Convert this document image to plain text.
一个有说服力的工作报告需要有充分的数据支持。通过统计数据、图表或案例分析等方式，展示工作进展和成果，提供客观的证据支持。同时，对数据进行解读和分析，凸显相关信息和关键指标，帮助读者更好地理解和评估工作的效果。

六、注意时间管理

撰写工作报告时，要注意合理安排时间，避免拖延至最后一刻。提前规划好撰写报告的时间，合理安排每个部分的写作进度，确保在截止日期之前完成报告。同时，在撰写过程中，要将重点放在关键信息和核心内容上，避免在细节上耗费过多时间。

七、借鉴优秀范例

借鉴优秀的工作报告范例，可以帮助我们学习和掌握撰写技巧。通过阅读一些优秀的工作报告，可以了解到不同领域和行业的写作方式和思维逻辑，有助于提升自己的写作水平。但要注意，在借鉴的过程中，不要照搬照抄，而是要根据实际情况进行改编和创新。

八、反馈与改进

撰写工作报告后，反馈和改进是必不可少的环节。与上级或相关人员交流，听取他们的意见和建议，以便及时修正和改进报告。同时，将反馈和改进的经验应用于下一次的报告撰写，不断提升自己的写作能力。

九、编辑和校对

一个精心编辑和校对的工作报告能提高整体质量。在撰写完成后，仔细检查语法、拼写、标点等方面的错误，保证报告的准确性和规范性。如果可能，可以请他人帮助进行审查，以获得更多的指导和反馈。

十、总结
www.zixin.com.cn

TASK STATEMENT> The data above must be returned in full, exactly as written.

EXERCISE ANSWER>
Convert this document image to plain text.
一个有说服力的工作报告需要有充分的数据支持。通过统计数据、图表或案例分析等方式，展示工作进展和成果，提供客观的证据支持。同时，对数据进行解读和分析，凸显相关信息和关键指标，帮助读者更好地理解和评估工作的效果。

六、注意时间管理

撰写工作报告时，要注意合理安排时间，避免拖延至最后一刻。提前规划好撰写报告的时间，合理安排每个部分的写作进度，确保在截止日期之前完成报告。同时，在撰写过程中，要将重点放在关键信息和核心内容上，避免在细节上耗费过多时间。

七、借鉴优秀范例

借鉴优秀的工作报告范例，可以帮助我们学习和掌握撰写技巧。通过阅读一些优秀的工作报告，可以了解到不同领域和行业的写作方式和思维逻辑，有助于提升自己的写作水平。但要注意，在借鉴的过程中，不要照搬照抄，而是要根据实际情况进行改编和创新。

八、反馈与改进

撰写工作报告后，反馈和改进是必不可少的环节。与上级或相关人员交流，听取他们的意见和建议，以便及时修正和改进报告。同时，将反馈和改进的经验应用于下一次的报告撰写，不断提升自己的写作能力。

九、编辑和校对

一个精心编辑和校对的工作报告能提高整体质量。在撰写完成后，仔细检查语法、拼写、标点等方面的错误，保证报告的准确性和规范性。如果可能，可以请他人帮助进行审查，以获得更多的指导和反馈。

十、总结
www.zixin.com.cn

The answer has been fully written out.